- [REQUIREMENT] Write out each line beneath this one exactly as it reads.

- [RECORDS FOR THIS EXERCISE]
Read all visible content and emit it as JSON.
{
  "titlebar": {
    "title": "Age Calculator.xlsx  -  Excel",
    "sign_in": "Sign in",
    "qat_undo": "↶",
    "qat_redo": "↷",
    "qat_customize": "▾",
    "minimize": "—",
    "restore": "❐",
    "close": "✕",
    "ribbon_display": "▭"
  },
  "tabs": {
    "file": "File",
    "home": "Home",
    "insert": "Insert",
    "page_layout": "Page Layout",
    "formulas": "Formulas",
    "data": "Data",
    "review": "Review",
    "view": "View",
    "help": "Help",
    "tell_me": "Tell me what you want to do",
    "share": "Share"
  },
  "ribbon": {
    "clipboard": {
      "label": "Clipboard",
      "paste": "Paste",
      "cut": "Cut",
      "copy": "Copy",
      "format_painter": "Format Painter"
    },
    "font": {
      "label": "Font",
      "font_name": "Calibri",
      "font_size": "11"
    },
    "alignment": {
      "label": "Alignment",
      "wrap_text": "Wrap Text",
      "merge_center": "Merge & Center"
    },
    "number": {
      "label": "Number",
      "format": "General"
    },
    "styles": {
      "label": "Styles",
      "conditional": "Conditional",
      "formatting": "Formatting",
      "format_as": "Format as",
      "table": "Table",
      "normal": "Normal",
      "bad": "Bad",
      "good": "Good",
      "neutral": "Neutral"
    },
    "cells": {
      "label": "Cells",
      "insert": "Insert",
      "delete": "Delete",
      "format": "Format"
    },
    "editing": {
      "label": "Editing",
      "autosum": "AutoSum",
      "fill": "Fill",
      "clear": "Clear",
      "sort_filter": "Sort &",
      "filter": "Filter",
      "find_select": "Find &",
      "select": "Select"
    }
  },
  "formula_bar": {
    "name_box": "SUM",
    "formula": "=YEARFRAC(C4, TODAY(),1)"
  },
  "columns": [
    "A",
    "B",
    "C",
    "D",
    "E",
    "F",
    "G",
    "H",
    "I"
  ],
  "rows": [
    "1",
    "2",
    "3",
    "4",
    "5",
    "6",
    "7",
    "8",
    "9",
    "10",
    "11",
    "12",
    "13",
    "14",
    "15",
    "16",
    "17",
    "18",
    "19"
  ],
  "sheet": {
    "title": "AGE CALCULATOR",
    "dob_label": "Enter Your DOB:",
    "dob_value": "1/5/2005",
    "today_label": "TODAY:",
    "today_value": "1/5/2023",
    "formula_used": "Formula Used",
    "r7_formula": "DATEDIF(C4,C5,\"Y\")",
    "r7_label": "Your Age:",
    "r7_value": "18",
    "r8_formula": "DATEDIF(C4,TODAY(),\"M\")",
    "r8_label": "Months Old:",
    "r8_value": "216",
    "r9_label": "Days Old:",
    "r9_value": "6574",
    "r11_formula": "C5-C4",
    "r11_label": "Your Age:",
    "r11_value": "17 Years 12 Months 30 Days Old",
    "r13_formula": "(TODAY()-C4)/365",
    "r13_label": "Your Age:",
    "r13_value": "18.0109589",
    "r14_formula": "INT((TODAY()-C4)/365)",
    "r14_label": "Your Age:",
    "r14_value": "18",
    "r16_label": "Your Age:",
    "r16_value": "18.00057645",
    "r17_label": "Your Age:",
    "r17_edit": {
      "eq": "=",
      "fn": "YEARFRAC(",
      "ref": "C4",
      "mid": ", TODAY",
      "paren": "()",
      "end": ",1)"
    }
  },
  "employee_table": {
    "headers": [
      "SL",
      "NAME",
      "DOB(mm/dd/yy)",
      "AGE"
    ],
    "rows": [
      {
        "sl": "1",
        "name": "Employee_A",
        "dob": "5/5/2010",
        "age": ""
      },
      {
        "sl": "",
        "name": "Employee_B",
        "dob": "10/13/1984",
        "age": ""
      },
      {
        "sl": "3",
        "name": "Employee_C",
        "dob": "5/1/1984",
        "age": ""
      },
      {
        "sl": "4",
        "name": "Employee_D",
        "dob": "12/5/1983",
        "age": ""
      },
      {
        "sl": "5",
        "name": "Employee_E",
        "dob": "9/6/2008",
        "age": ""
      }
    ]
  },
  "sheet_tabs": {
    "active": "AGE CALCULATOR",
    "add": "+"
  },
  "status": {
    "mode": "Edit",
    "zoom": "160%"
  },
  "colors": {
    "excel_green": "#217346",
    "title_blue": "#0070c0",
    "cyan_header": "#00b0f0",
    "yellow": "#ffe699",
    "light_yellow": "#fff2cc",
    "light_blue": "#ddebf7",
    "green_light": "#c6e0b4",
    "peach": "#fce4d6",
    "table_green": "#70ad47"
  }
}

- [EXPECTED ANSWER]
Read all visible content and emit it as JSON.
{
  "titlebar": {
    "title": "Age Calculator.xlsx  -  Excel",
    "sign_in": "Sign in",
    "qat_undo": "↶",
    "qat_redo": "↷",
    "qat_customize": "▾",
    "minimize": "—",
    "restore": "❐",
    "close": "✕",
    "ribbon_display": "▭"
  },
  "tabs": {
    "file": "File",
    "home": "Home",
    "insert": "Insert",
    "page_layout": "Page Layout",
    "formulas": "Formulas",
    "data": "Data",
    "review": "Review",
    "view": "View",
    "help": "Help",
    "tell_me": "Tell me what you want to do",
    "share": "Share"
  },
  "ribbon": {
    "clipboard": {
      "label": "Clipboard",
      "paste": "Paste",
      "cut": "Cut",
      "copy": "Copy",
      "format_painter": "Format Painter"
    },
    "font": {
      "label": "Font",
      "font_name": "Calibri",
      "font_size": "11"
    },
    "alignment": {
      "label": "Alignment",
      "wrap_text": "Wrap Text",
      "merge_center": "Merge & Center"
    },
    "number": {
      "label": "Number",
      "format": "General"
    },
    "styles": {
      "label": "Styles",
      "conditional": "Conditional",
      "formatting": "Formatting",
      "format_as": "Format as",
      "table": "Table",
      "normal": "Normal",
      "bad": "Bad",
      "good": "Good",
      "neutral": "Neutral"
    },
    "cells": {
      "label": "Cells",
      "insert": "Insert",
      "delete": "Delete",
      "format": "Format"
    },
    "editing": {
      "label": "Editing",
      "autosum": "AutoSum",
      "fill": "Fill",
      "clear": "Clear",
      "sort_filter": "Sort &",
      "filter": "Filter",
      "find_select": "Find &",
      "select": "Select"
    }
  },
  "formula_bar": {
    "name_box": "SUM",
    "formula": "=YEARFRAC(C4, TODAY(),1)"
  },
  "columns": [
    "A",
    "B",
    "C",
    "D",
    "E",
    "F",
    "G",
    "H",
    "I"
  ],
  "rows": [
    "1",
    "2",
    "3",
    "4",
    "5",
    "6",
    "7",
    "8",
    "9",
    "10",
    "11",
    "12",
    "13",
    "14",
    "15",
    "16",
    "17",
    "18",
    "19"
  ],
  "sheet": {
    "title": "AGE CALCULATOR",
    "dob_label": "Enter Your DOB:",
    "dob_value": "1/5/2005",
    "today_label": "TODAY:",
    "today_value": "1/5/2023",
    "formula_used": "Formula Used",
    "r7_formula": "DATEDIF(C4,C5,\"Y\")",
    "r7_label": "Your Age:",
    "r7_value": "18",
    "r8_formula": "DATEDIF(C4,TODAY(),\"M\")",
    "r8_label": "Months Old:",
    "r8_value": "216",
    "r9_label": "Days Old:",
    "r9_value": "6574",
    "r11_formula": "C5-C4",
    "r11_label": "Your Age:",
    "r11_value": "17 Years 12 Months 30 Days Old",
    "r13_formula": "(TODAY()-C4)/365",
    "r13_label": "Your Age:",
    "r13_value": "18.0109589",
    "r14_formula": "INT((TODAY()-C4)/365)",
    "r14_label": "Your Age:",
    "r14_value": "18",
    "r16_label": "Your Age:",
    "r16_value": "18.00057645",
    "r17_label": "Your Age:",
    "r17_edit": {
      "eq": "=",
      "fn": "YEARFRAC(",
      "ref": "C4",
      "mid": ", TODAY",
      "paren": "()",
      "end": ",1)"
    }
  },
  "employee_table": {
    "headers": [
      "SL",
      "NAME",
      "DOB(mm/dd/yy)",
      "AGE"
    ],
    "rows": [
      {
        "sl": "1",
        "name": "Employee_A",
        "dob": "5/5/2010",
        "age": ""
      },
      {
        "sl": "",
        "name": "Employee_B",
        "dob": "10/13/1984",
        "age": ""
      },
      {
        "sl": "3",
        "name": "Employee_C",
        "dob": "5/1/1984",
        "age": ""
      },
      {
        "sl": "4",
        "name": "Employee_D",
        "dob": "12/5/1983",
        "age": ""
      },
      {
        "sl": "5",
        "name": "Employee_E",
        "dob": "9/6/2008",
        "age": ""
      }
    ]
  },
  "sheet_tabs": {
    "active": "AGE CALCULATOR",
    "add": "+"
  },
  "status": {
    "mode": "Edit",
    "zoom": "160%"
  },
  "colors": {
    "excel_green": "#217346",
    "title_blue": "#0070c0",
    "cyan_header": "#00b0f0",
    "yellow": "#ffe699",
    "light_yellow": "#fff2cc",
    "light_blue": "#ddebf7",
    "green_light": "#c6e0b4",
    "peach": "#fce4d6",
    "table_green": "#70ad47"
  }
}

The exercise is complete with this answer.